(Records contained in a dataset)
★ ★ ★ ★

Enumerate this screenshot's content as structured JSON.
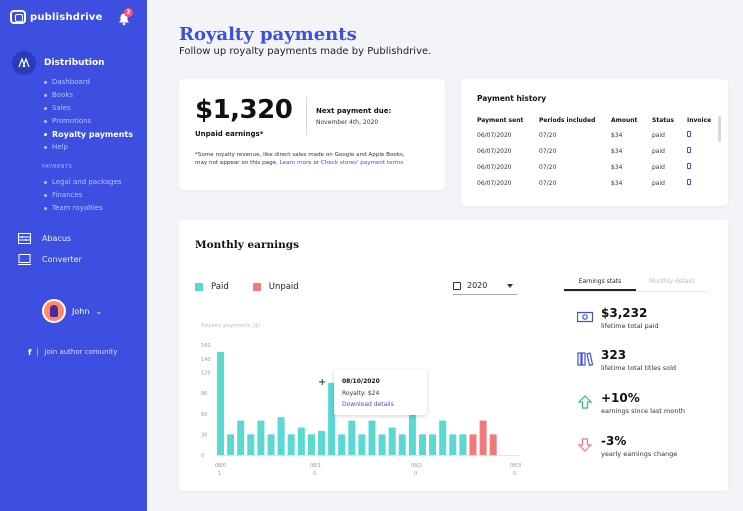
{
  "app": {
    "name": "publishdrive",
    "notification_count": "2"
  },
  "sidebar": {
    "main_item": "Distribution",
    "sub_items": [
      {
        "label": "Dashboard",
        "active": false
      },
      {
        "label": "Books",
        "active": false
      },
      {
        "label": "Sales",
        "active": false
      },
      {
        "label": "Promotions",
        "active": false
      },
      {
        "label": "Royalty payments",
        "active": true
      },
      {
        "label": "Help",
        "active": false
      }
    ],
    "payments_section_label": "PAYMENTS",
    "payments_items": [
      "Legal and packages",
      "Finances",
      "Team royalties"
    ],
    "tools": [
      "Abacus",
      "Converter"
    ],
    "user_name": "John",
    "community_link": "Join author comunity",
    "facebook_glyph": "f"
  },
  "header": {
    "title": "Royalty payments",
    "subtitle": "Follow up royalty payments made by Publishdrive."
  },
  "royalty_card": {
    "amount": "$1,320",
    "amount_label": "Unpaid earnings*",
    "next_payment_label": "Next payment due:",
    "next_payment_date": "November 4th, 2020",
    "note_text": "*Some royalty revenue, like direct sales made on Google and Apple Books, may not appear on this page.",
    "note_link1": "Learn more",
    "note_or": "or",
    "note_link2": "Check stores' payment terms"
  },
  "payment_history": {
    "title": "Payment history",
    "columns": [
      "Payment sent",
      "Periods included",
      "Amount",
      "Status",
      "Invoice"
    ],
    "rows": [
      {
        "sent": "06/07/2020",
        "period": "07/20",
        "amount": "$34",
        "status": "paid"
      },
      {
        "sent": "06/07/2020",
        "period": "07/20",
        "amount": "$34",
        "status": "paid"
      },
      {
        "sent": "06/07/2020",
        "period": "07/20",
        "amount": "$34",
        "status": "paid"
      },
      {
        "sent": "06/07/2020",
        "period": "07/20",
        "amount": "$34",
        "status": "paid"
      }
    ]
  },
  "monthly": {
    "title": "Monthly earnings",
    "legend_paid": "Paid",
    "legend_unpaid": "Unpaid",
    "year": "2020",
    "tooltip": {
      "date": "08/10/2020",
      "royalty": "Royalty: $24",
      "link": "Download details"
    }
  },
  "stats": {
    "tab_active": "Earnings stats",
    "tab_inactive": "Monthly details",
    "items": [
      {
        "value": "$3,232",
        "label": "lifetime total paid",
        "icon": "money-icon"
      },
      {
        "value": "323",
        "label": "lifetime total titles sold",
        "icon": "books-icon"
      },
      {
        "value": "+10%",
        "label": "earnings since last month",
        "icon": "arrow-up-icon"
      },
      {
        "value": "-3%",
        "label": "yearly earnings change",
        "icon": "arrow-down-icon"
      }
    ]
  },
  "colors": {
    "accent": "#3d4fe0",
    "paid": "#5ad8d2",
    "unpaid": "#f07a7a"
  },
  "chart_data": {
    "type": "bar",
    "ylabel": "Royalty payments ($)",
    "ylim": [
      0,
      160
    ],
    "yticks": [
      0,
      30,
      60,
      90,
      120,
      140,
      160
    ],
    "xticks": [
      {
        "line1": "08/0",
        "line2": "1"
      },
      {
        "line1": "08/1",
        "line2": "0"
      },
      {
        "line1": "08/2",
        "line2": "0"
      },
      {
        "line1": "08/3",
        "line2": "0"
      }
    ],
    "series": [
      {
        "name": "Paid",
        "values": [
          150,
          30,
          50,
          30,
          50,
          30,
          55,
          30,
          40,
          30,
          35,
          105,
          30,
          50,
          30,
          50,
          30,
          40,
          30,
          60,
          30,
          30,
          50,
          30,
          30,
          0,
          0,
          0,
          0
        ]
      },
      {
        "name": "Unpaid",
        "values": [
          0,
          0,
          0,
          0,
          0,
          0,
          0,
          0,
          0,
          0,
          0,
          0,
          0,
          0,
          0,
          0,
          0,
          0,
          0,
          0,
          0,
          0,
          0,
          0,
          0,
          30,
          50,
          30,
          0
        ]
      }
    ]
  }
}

★ ★ ★ ★

* PROBLEM TO SOLVE *
Repeat every record above exactly, but leave out any pictures.

* WRITTEN ANSWER *
Enumerate this screenshot's content as structured JSON.
{
  "app": {
    "name": "publishdrive",
    "notification_count": "2"
  },
  "sidebar": {
    "main_item": "Distribution",
    "sub_items": [
      {
        "label": "Dashboard",
        "active": false
      },
      {
        "label": "Books",
        "active": false
      },
      {
        "label": "Sales",
        "active": false
      },
      {
        "label": "Promotions",
        "active": false
      },
      {
        "label": "Royalty payments",
        "active": true
      },
      {
        "label": "Help",
        "active": false
      }
    ],
    "payments_section_label": "PAYMENTS",
    "payments_items": [
      "Legal and packages",
      "Finances",
      "Team royalties"
    ],
    "tools": [
      "Abacus",
      "Converter"
    ],
    "user_name": "John",
    "community_link": "Join author comunity",
    "facebook_glyph": "f"
  },
  "header": {
    "title": "Royalty payments",
    "subtitle": "Follow up royalty payments made by Publishdrive."
  },
  "royalty_card": {
    "amount": "$1,320",
    "amount_label": "Unpaid earnings*",
    "next_payment_label": "Next payment due:",
    "next_payment_date": "November 4th, 2020",
    "note_text": "*Some royalty revenue, like direct sales made on Google and Apple Books, may not appear on this page.",
    "note_link1": "Learn more",
    "note_or": "or",
    "note_link2": "Check stores' payment terms"
  },
  "payment_history": {
    "title": "Payment history",
    "columns": [
      "Payment sent",
      "Periods included",
      "Amount",
      "Status",
      "Invoice"
    ],
    "rows": [
      {
        "sent": "06/07/2020",
        "period": "07/20",
        "amount": "$34",
        "status": "paid"
      },
      {
        "sent": "06/07/2020",
        "period": "07/20",
        "amount": "$34",
        "status": "paid"
      },
      {
        "sent": "06/07/2020",
        "period": "07/20",
        "amount": "$34",
        "status": "paid"
      },
      {
        "sent": "06/07/2020",
        "period": "07/20",
        "amount": "$34",
        "status": "paid"
      }
    ]
  },
  "monthly": {
    "title": "Monthly earnings",
    "legend_paid": "Paid",
    "legend_unpaid": "Unpaid",
    "year": "2020",
    "tooltip": {
      "date": "08/10/2020",
      "royalty": "Royalty: $24",
      "link": "Download details"
    }
  },
  "stats": {
    "tab_active": "Earnings stats",
    "tab_inactive": "Monthly details",
    "items": [
      {
        "value": "$3,232",
        "label": "lifetime total paid",
        "icon": "money-icon"
      },
      {
        "value": "323",
        "label": "lifetime total titles sold",
        "icon": "books-icon"
      },
      {
        "value": "+10%",
        "label": "earnings since last month",
        "icon": "arrow-up-icon"
      },
      {
        "value": "-3%",
        "label": "yearly earnings change",
        "icon": "arrow-down-icon"
      }
    ]
  },
  "colors": {
    "accent": "#3d4fe0",
    "paid": "#5ad8d2",
    "unpaid": "#f07a7a"
  },
  "chart_data": {
    "type": "bar",
    "ylabel": "Royalty payments ($)",
    "ylim": [
      0,
      160
    ],
    "yticks": [
      0,
      30,
      60,
      90,
      120,
      140,
      160
    ],
    "xticks": [
      {
        "line1": "08/0",
        "line2": "1"
      },
      {
        "line1": "08/1",
        "line2": "0"
      },
      {
        "line1": "08/2",
        "line2": "0"
      },
      {
        "line1": "08/3",
        "line2": "0"
      }
    ],
    "series": [
      {
        "name": "Paid",
        "values": [
          150,
          30,
          50,
          30,
          50,
          30,
          55,
          30,
          40,
          30,
          35,
          105,
          30,
          50,
          30,
          50,
          30,
          40,
          30,
          60,
          30,
          30,
          50,
          30,
          30,
          0,
          0,
          0,
          0
        ]
      },
      {
        "name": "Unpaid",
        "values": [
          0,
          0,
          0,
          0,
          0,
          0,
          0,
          0,
          0,
          0,
          0,
          0,
          0,
          0,
          0,
          0,
          0,
          0,
          0,
          0,
          0,
          0,
          0,
          0,
          0,
          30,
          50,
          30,
          0
        ]
      }
    ]
  }
}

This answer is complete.